Goal: Say how many lines contain "commune"; the answer is the number alone.

Records for processing:
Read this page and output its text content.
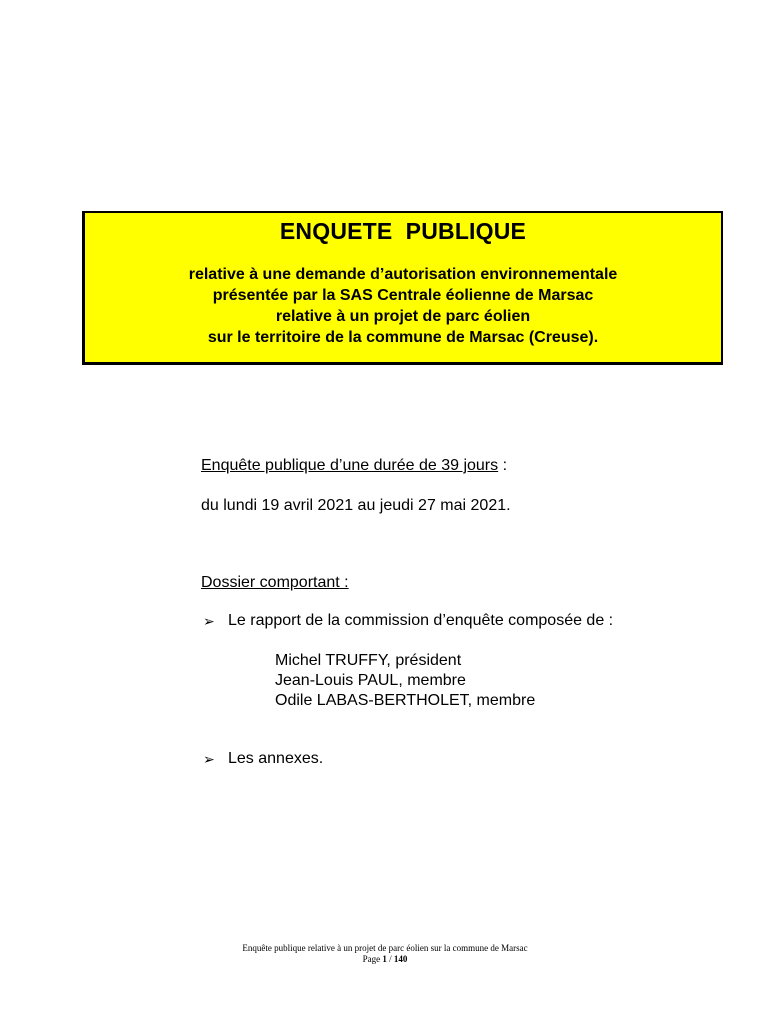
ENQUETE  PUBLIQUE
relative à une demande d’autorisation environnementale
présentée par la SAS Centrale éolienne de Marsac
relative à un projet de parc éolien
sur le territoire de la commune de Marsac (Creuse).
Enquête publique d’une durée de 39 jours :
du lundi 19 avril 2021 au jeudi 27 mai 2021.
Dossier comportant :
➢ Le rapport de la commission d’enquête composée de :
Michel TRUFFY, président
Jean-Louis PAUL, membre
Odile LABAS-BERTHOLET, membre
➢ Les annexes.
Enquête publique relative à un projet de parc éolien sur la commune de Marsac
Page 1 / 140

Exercise output: 2